CONSIGNA
Prolonga el texto sobre la espiritualidad pentecostal a partir de su última oración.

Aunque todavía en ciertos sectores de la comunidad evangélica se considera que las iglesias pentecostales están enajenadas de su realidad histórica y que han limitado la conducta cristiana en la sociedad a la práctica de un rigorismo ético, la historia temprana de estas iglesias y la experiencia reciente, indica más bien que su espiritualidad puede ser definida como un estilo de vida (sentir, pensar y actuar) caracterizado por una «integración de las creencias y las prácticas en los afectos que son evocados y expresados por esas mismas creencias y prácticas» (Land 1997: 13)4. Los afectos pentecostales son las características innegociables de su identidad, que tienen un inmenso valor porque constituyen el núcleo de su experiencia espiritual cotidiana, las marcas permanentes de su presencia en el mundo y los ejes que vertebran y modelan su presencia pública en los distintos contextos históricos en los que ellos se encuentran dando testimonio de su pasión por el reino5.

LÍNEAS DE DATOS

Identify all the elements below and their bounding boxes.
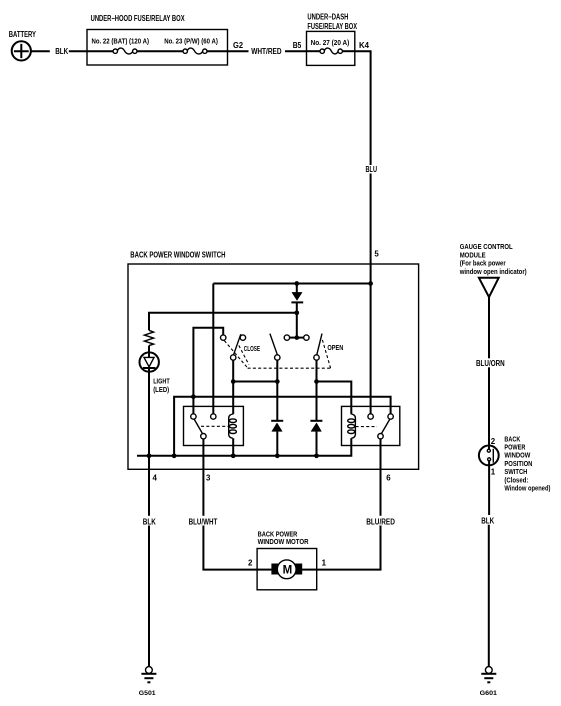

EJERCICIO RESUELTO
En efecto, la experiencia de estas iglesias en el sur del mundo demuestra que se trata de una pasión que los ha llevado a comprometerse con la defensa de la dignidad humana, con todos los riesgos que ese compromiso exige y que los compromete a luchar contra la pobreza en las sociedades excluyentes de este tiempo; una práctica que pone en tela de juicio los puntos de vista todavía presentes en ciertos círculos académicos, en los que se percibe tanto el mensaje y las propuestas teológicas de estas iglesias como una forma de «adormecer» o de «vaciar» la conciencia social de los pobres y de los excluidos; o que consideran a estas comunidades como simples espacios de «refugio» y de «supervivencia» para los inmigrantes que se encuentran sin lazos sociales ni referentes culturales en las ciudades que los acogen y en las cuales ellos se sienten huérfanos, extraños e incomprendidos.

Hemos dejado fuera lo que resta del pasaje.